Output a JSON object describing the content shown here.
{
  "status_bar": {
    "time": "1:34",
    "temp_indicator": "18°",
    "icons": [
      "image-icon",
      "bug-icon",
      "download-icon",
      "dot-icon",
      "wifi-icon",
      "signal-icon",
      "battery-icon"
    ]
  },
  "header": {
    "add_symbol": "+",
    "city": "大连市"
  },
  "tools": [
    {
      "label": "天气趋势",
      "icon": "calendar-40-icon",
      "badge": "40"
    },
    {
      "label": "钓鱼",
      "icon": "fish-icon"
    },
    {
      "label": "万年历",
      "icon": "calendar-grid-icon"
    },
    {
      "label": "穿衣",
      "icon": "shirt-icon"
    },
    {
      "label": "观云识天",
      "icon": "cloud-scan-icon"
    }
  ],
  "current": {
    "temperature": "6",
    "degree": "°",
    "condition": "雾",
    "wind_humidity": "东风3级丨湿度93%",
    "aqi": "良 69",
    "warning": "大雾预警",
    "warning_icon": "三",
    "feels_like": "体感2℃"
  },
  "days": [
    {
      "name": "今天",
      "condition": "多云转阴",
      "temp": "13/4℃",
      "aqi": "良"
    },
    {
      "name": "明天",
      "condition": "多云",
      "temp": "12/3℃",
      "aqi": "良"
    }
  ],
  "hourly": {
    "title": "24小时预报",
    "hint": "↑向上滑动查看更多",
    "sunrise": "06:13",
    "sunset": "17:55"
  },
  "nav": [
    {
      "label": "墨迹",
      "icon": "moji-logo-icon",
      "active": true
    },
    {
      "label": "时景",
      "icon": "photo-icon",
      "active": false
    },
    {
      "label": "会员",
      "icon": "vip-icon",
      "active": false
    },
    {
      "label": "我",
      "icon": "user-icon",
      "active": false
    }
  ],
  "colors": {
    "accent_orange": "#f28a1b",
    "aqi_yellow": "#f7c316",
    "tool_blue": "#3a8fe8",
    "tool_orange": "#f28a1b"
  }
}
****************
• _Aim_
Working from the listing above, pick out every line that has "label" and copy it.

• _Task response_
      "label": "天气趋势",
      "label": "钓鱼",
      "label": "万年历",
      "label": "穿衣",
      "label": "观云识天",
      "label": "墨迹",
      "label": "时景",
      "label": "会员",
      "label": "我",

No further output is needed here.